Could you write out every record below exactly, leaving out any pictures?

Stored entries:
┄┄┄┄┄┄
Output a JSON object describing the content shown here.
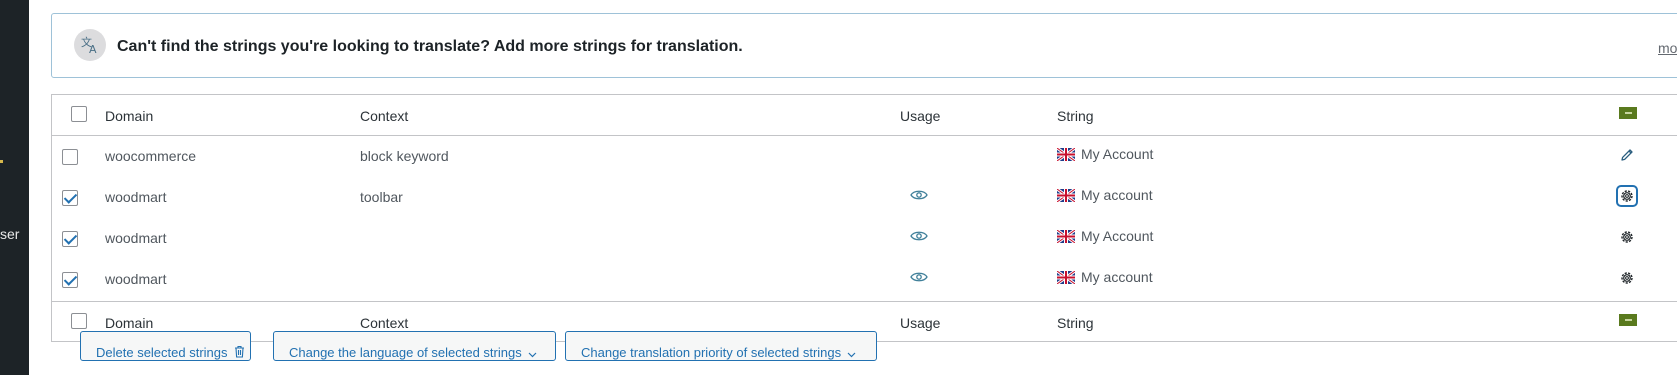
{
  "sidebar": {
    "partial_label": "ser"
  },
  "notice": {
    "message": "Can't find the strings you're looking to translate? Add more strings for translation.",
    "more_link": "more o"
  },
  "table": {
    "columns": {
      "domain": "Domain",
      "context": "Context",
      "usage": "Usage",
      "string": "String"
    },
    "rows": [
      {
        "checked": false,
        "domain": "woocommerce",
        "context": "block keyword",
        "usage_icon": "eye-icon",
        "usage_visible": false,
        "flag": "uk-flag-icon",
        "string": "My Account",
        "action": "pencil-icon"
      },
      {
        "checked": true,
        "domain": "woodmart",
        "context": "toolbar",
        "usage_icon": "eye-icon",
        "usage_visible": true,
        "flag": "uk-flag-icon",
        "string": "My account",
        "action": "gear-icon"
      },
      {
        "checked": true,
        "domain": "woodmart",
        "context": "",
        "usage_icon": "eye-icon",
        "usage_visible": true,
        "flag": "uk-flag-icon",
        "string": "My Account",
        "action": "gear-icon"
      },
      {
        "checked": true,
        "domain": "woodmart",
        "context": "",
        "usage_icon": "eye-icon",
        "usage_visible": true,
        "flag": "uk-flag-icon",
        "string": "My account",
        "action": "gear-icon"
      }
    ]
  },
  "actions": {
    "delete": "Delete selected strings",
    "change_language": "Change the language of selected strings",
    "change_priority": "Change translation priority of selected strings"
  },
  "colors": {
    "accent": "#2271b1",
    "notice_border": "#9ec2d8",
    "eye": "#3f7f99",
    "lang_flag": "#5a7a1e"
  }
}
┄┄┄┄┄┄
- Output of the task -
Output a JSON object describing the content shown here.
{
  "sidebar": {
    "partial_label": "ser"
  },
  "notice": {
    "message": "Can't find the strings you're looking to translate? Add more strings for translation.",
    "more_link": "more o"
  },
  "table": {
    "columns": {
      "domain": "Domain",
      "context": "Context",
      "usage": "Usage",
      "string": "String"
    },
    "rows": [
      {
        "checked": false,
        "domain": "woocommerce",
        "context": "block keyword",
        "usage_icon": "eye-icon",
        "usage_visible": false,
        "flag": "uk-flag-icon",
        "string": "My Account",
        "action": "pencil-icon"
      },
      {
        "checked": true,
        "domain": "woodmart",
        "context": "toolbar",
        "usage_icon": "eye-icon",
        "usage_visible": true,
        "flag": "uk-flag-icon",
        "string": "My account",
        "action": "gear-icon"
      },
      {
        "checked": true,
        "domain": "woodmart",
        "context": "",
        "usage_icon": "eye-icon",
        "usage_visible": true,
        "flag": "uk-flag-icon",
        "string": "My Account",
        "action": "gear-icon"
      },
      {
        "checked": true,
        "domain": "woodmart",
        "context": "",
        "usage_icon": "eye-icon",
        "usage_visible": true,
        "flag": "uk-flag-icon",
        "string": "My account",
        "action": "gear-icon"
      }
    ]
  },
  "actions": {
    "delete": "Delete selected strings",
    "change_language": "Change the language of selected strings",
    "change_priority": "Change translation priority of selected strings"
  },
  "colors": {
    "accent": "#2271b1",
    "notice_border": "#9ec2d8",
    "eye": "#3f7f99",
    "lang_flag": "#5a7a1e"
  }
}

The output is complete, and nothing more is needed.